**Task:** Records follow. Copy every line with "Tank".

**Data listing:**
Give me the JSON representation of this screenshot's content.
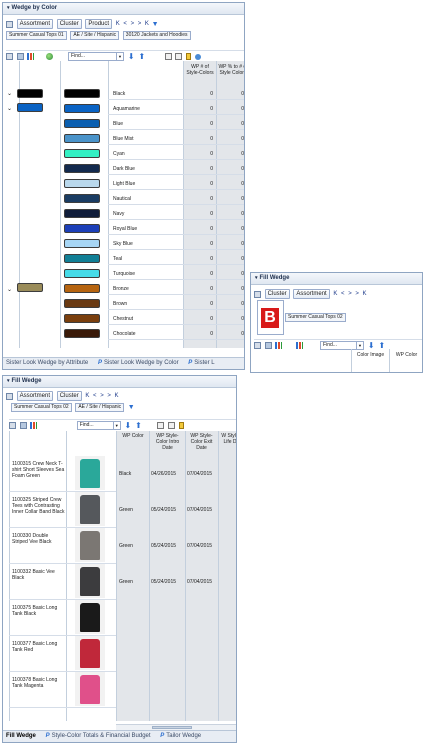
{
  "wedge_by_color": {
    "title": "Wedge by Color",
    "toolbar_buttons": [
      "Assortment",
      "Cluster",
      "Product"
    ],
    "nav": "K < > > K",
    "breadcrumbs": [
      "Summer Casual Tops 01",
      "AE / Site / Hispanic",
      "30120 Jackets and Hoodies"
    ],
    "find_placeholder": "Find...",
    "col_headers": [
      "WP # of Style-Colors",
      "WP % to # of Style Colors"
    ],
    "rows": [
      {
        "color": "Black",
        "swatch": "#000000",
        "wp": "0",
        "pct": "0"
      },
      {
        "color": "Aquamarine",
        "swatch": "#0a63c4",
        "wp": "0",
        "pct": "0"
      },
      {
        "color": "Blue",
        "swatch": "#0b5fb0",
        "wp": "0",
        "pct": "0"
      },
      {
        "color": "Blue Mist",
        "swatch": "#4a93c9",
        "wp": "0",
        "pct": "0"
      },
      {
        "color": "Cyan",
        "swatch": "#33f0c4",
        "wp": "0",
        "pct": "0"
      },
      {
        "color": "Dark Blue",
        "swatch": "#132a4e",
        "wp": "0",
        "pct": "0"
      },
      {
        "color": "Light Blue",
        "swatch": "#b9d8ec",
        "wp": "0",
        "pct": "0"
      },
      {
        "color": "Nautical",
        "swatch": "#1a3c63",
        "wp": "0",
        "pct": "0"
      },
      {
        "color": "Navy",
        "swatch": "#101d3a",
        "wp": "0",
        "pct": "0"
      },
      {
        "color": "Royal Blue",
        "swatch": "#1c3fb8",
        "wp": "0",
        "pct": "0"
      },
      {
        "color": "Sky Blue",
        "swatch": "#a7d6f5",
        "wp": "0",
        "pct": "0"
      },
      {
        "color": "Teal",
        "swatch": "#117f96",
        "wp": "0",
        "pct": "0"
      },
      {
        "color": "Turquoise",
        "swatch": "#46dbe8",
        "wp": "0",
        "pct": "0"
      },
      {
        "color": "Bronze",
        "swatch": "#b66410",
        "wp": "0",
        "pct": "0"
      },
      {
        "color": "Brown",
        "swatch": "#6a3a12",
        "wp": "0",
        "pct": "0"
      },
      {
        "color": "Chestnut",
        "swatch": "#7a3f0e",
        "wp": "0",
        "pct": "0"
      },
      {
        "color": "Chocolate",
        "swatch": "#3a1a08",
        "wp": "0",
        "pct": "0"
      }
    ],
    "group_swatches": [
      "#000000",
      "#0a63c4",
      "#9a8c5a"
    ],
    "tabs": [
      "Sister Look Wedge by Attribute",
      "Sister Look Wedge by Color",
      "Sister L"
    ]
  },
  "fill_wedge_small": {
    "title": "Fill Wedge",
    "toolbar_buttons": [
      "Cluster",
      "Assortment"
    ],
    "nav": "K < > > K",
    "breadcrumb": "Summer Casual Tops 02",
    "logo_letter": "B",
    "find_placeholder": "Find...",
    "col_headers": [
      "Color Image",
      "WP Color"
    ]
  },
  "fill_wedge": {
    "title": "Fill Wedge",
    "toolbar_buttons": [
      "Assortment",
      "Cluster"
    ],
    "nav": "K < > > K",
    "breadcrumbs": [
      "Summer Casual Tops 02",
      "AE / Site / Hispanic"
    ],
    "find_placeholder": "Find...",
    "col_headers": [
      "WP Color",
      "WP Style-Color Intro Date",
      "WP Style-Color Exit Date",
      "W Style Life D"
    ],
    "rows": [
      {
        "name": "1100315 Crew Neck T-shirt Short Sleeves Sea Foam Green",
        "color": "Black",
        "intro": "04/26/2015",
        "exit": "07/04/2015",
        "shirt": "#2aa89a"
      },
      {
        "name": "1100325 Striped Crew Tees with Contrasting Inner Collar Band Black",
        "color": "Green",
        "intro": "05/24/2015",
        "exit": "07/04/2015",
        "shirt": "#55585c"
      },
      {
        "name": "1100330 Double Striped Vee Black",
        "color": "Green",
        "intro": "05/24/2015",
        "exit": "07/04/2015",
        "shirt": "#7b7773"
      },
      {
        "name": "1100332 Basic Vee Black",
        "color": "Green",
        "intro": "05/24/2015",
        "exit": "07/04/2015",
        "shirt": "#3c3c3e"
      },
      {
        "name": "1100375 Basic Long Tank Black",
        "color": "",
        "intro": "",
        "exit": "",
        "shirt": "#1a1a1a"
      },
      {
        "name": "1100377 Basic Long Tank Red",
        "color": "",
        "intro": "",
        "exit": "",
        "shirt": "#c0283a"
      },
      {
        "name": "1100378 Basic Long Tank Magenta",
        "color": "",
        "intro": "",
        "exit": "",
        "shirt": "#e0508a"
      }
    ],
    "tabs": [
      "Fill Wedge",
      "Style-Color Totals & Financial Budget",
      "Tailor Wedge"
    ]
  }
}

**Expected answer:**
        "name": "1100375 Basic Long Tank Black",
        "name": "1100377 Basic Long Tank Red",
        "name": "1100378 Basic Long Tank Magenta",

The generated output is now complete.